EXERCISE DETAILS —
Quote all of the entries word for word.

DATA FOR PROCESSING —
══════════

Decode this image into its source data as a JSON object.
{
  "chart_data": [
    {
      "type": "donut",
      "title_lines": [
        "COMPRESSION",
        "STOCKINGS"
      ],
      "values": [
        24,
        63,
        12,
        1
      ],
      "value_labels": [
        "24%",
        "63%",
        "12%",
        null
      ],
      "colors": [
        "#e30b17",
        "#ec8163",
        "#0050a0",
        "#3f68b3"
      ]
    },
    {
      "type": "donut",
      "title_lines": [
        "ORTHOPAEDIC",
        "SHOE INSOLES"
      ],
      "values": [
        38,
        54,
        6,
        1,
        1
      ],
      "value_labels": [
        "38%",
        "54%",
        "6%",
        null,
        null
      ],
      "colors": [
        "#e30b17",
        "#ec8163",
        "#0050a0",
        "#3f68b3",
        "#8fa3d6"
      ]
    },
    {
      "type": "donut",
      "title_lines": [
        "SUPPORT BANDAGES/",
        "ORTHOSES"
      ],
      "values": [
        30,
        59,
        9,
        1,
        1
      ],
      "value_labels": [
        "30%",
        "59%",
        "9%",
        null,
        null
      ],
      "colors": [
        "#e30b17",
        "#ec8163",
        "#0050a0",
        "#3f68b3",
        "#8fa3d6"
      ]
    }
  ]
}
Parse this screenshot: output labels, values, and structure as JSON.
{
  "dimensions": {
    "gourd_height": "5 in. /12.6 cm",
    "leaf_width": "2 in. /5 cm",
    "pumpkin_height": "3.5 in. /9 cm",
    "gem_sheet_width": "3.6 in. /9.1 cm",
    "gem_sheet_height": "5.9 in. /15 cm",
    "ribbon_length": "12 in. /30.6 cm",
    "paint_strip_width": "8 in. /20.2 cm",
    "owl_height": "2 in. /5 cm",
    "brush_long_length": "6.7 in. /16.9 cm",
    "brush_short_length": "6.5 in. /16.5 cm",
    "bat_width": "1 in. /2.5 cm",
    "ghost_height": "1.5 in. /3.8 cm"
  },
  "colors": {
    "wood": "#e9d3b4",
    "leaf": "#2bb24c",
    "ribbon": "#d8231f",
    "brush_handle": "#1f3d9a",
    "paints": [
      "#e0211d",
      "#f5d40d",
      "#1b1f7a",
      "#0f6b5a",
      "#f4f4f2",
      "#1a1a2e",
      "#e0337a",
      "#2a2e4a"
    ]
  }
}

══════════

THE COMPLETED TASK —
Decode this image into its source data as a JSON object.
{
  "chart_data": [
    {
      "type": "donut",
      "title_lines": [
        "COMPRESSION",
        "STOCKINGS"
      ],
      "values": [
        24,
        63,
        12,
        1
      ],
      "value_labels": [
        "24%",
        "63%",
        "12%",
        null
      ],
      "colors": [
        "#e30b17",
        "#ec8163",
        "#0050a0",
        "#3f68b3"
      ]
    },
    {
      "type": "donut",
      "title_lines": [
        "ORTHOPAEDIC",
        "SHOE INSOLES"
      ],
      "values": [
        38,
        54,
        6,
        1,
        1
      ],
      "value_labels": [
        "38%",
        "54%",
        "6%",
        null,
        null
      ],
      "colors": [
        "#e30b17",
        "#ec8163",
        "#0050a0",
        "#3f68b3",
        "#8fa3d6"
      ]
    },
    {
      "type": "donut",
      "title_lines": [
        "SUPPORT BANDAGES/",
        "ORTHOSES"
      ],
      "values": [
        30,
        59,
        9,
        1,
        1
      ],
      "value_labels": [
        "30%",
        "59%",
        "9%",
        null,
        null
      ],
      "colors": [
        "#e30b17",
        "#ec8163",
        "#0050a0",
        "#3f68b3",
        "#8fa3d6"
      ]
    }
  ]
}
Parse this screenshot: output labels, values, and structure as JSON.
{
  "dimensions": {
    "gourd_height": "5 in. /12.6 cm",
    "leaf_width": "2 in. /5 cm",
    "pumpkin_height": "3.5 in. /9 cm",
    "gem_sheet_width": "3.6 in. /9.1 cm",
    "gem_sheet_height": "5.9 in. /15 cm",
    "ribbon_length": "12 in. /30.6 cm",
    "paint_strip_width": "8 in. /20.2 cm",
    "owl_height": "2 in. /5 cm",
    "brush_long_length": "6.7 in. /16.9 cm",
    "brush_short_length": "6.5 in. /16.5 cm",
    "bat_width": "1 in. /2.5 cm",
    "ghost_height": "1.5 in. /3.8 cm"
  },
  "colors": {
    "wood": "#e9d3b4",
    "leaf": "#2bb24c",
    "ribbon": "#d8231f",
    "brush_handle": "#1f3d9a",
    "paints": [
      "#e0211d",
      "#f5d40d",
      "#1b1f7a",
      "#0f6b5a",
      "#f4f4f2",
      "#1a1a2e",
      "#e0337a",
      "#2a2e4a"
    ]
  }
}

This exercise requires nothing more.